# Given instruction
Please copy every line of the records below that holds the word "Промокод".
╭──
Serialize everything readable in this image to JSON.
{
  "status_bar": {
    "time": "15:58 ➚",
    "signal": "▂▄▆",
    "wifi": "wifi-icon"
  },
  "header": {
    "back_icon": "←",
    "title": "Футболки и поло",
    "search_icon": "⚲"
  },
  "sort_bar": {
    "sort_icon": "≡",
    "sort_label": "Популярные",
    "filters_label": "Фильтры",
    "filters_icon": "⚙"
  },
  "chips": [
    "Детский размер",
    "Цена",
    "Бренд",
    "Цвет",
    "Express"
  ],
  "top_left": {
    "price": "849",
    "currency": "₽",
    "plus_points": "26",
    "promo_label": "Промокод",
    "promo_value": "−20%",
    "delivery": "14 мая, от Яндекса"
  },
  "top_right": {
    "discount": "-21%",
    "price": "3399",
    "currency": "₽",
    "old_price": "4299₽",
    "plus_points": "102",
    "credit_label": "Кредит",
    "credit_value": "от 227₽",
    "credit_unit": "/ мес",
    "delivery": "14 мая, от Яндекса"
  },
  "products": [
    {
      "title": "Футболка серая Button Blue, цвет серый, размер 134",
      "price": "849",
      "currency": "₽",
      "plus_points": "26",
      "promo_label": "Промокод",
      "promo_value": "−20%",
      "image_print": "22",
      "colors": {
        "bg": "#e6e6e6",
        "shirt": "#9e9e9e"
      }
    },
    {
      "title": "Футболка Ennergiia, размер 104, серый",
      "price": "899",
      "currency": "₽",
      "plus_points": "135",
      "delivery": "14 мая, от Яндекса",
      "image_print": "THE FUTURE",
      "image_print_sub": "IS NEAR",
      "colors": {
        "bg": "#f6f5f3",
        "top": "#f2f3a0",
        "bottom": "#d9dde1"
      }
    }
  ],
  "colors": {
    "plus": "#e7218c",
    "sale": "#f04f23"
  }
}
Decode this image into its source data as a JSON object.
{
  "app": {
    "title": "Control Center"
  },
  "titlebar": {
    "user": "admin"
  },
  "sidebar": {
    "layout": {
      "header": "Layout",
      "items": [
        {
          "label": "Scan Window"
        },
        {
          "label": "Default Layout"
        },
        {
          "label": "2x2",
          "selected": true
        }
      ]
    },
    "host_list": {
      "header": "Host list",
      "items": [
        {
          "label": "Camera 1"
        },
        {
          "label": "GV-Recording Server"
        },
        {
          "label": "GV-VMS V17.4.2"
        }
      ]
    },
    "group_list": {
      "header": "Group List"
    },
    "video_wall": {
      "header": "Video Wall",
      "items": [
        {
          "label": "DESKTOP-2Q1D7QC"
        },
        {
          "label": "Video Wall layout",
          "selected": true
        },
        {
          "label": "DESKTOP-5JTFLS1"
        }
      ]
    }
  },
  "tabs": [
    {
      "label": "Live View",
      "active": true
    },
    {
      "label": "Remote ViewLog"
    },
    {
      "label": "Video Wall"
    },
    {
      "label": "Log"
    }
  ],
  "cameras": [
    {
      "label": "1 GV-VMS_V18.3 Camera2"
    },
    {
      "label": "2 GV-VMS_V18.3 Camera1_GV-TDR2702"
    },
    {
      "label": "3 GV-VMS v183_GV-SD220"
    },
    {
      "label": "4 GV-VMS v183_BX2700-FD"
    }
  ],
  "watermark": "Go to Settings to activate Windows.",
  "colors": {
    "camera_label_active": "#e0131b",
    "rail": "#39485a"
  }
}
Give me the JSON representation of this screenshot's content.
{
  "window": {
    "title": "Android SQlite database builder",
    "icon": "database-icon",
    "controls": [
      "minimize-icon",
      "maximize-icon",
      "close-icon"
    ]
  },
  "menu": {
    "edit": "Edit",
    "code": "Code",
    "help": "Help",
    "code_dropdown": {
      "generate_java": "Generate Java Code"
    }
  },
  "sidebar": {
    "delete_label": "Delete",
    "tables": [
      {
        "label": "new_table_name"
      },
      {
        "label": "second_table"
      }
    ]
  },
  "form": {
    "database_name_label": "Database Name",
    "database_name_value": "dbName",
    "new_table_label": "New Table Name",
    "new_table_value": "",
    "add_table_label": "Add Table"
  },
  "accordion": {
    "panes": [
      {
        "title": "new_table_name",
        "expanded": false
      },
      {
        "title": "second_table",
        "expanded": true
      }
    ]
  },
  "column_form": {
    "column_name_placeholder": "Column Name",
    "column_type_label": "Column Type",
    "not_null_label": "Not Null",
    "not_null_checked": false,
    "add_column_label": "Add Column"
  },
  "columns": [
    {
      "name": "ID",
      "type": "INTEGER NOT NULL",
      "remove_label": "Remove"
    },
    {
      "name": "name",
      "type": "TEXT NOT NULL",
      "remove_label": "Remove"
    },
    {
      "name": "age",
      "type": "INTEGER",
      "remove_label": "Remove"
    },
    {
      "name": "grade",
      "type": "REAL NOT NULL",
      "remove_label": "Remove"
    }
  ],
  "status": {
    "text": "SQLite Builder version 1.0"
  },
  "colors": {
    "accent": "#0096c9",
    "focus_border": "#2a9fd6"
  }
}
╰──
# Exercise response
    "promo_label": "Промокод",
      "promo_label": "Промокод",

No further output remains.